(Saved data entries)

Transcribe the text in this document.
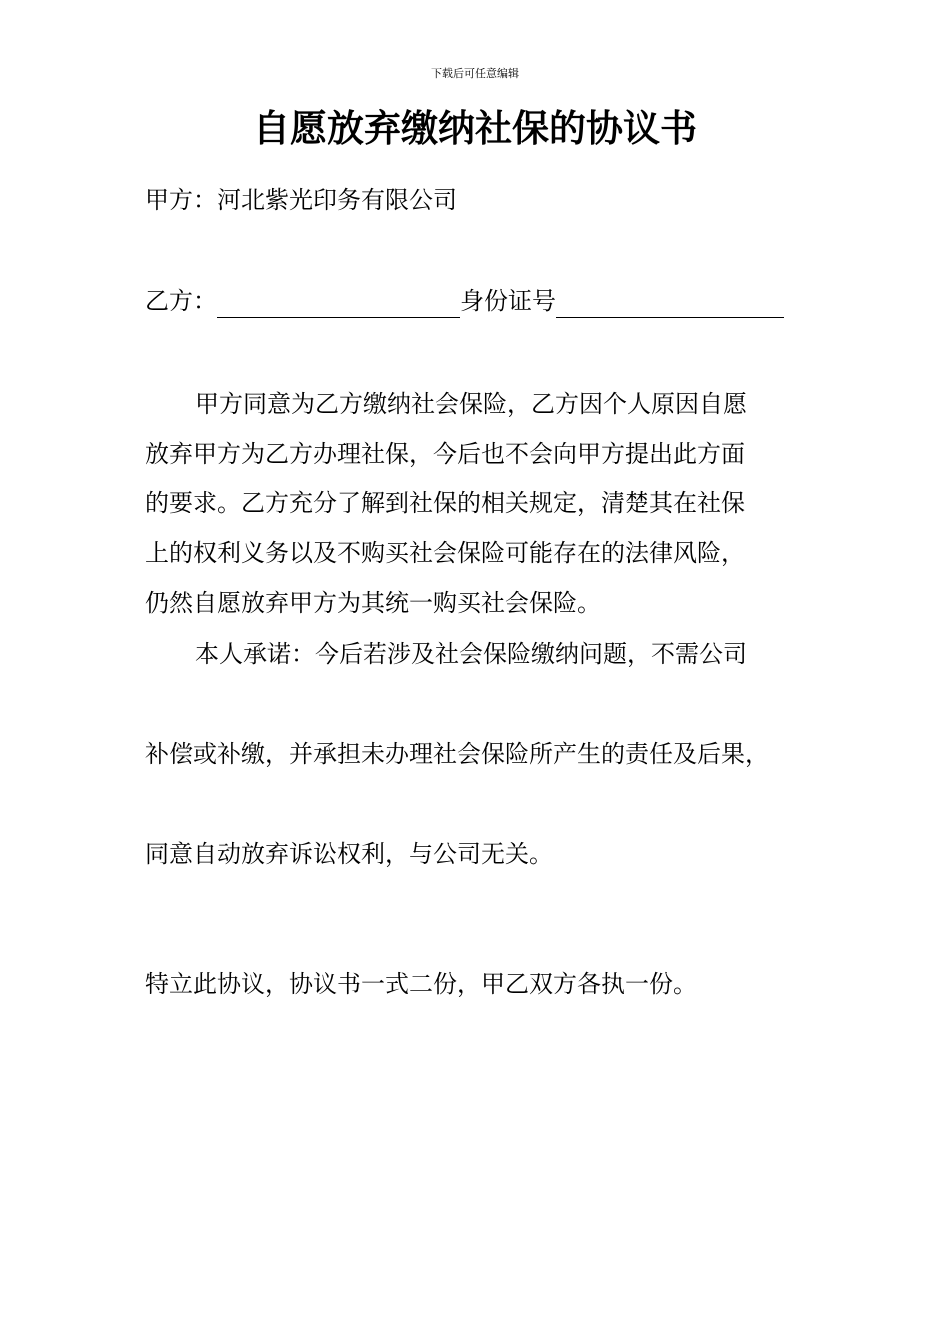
下载后可任意编辑
自愿放弃缴纳社保的协议书
甲方：河北紫光印务有限公司
乙方：	身份证号
甲方同意为乙方缴纳社会保险，乙方因个人原因自愿
放弃甲方为乙方办理社保，今后也不会向甲方提出此方面
的要求。乙方充分了解到社保的相关规定，清楚其在社保
上的权利义务以及不购买社会保险可能存在的法律风险，
仍然自愿放弃甲方为其统一购买社会保险。
本人承诺：今后若涉及社会保险缴纳问题，不需公司
补偿或补缴，并承担未办理社会保险所产生的责任及后果，
同意自动放弃诉讼权利，与公司无关。
特立此协议，协议书一式二份，甲乙双方各执一份。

■ Do this
Reproduce the entries above word for word. Pictures stay out.

■ The result
Transcribe the text in this document.
下载后可任意编辑
自愿放弃缴纳社保的协议书
甲方：河北紫光印务有限公司
乙方：	身份证号
甲方同意为乙方缴纳社会保险，乙方因个人原因自愿
放弃甲方为乙方办理社保，今后也不会向甲方提出此方面
的要求。乙方充分了解到社保的相关规定，清楚其在社保
上的权利义务以及不购买社会保险可能存在的法律风险，
仍然自愿放弃甲方为其统一购买社会保险。
本人承诺：今后若涉及社会保险缴纳问题，不需公司
补偿或补缴，并承担未办理社会保险所产生的责任及后果，
同意自动放弃诉讼权利，与公司无关。
特立此协议，协议书一式二份，甲乙双方各执一份。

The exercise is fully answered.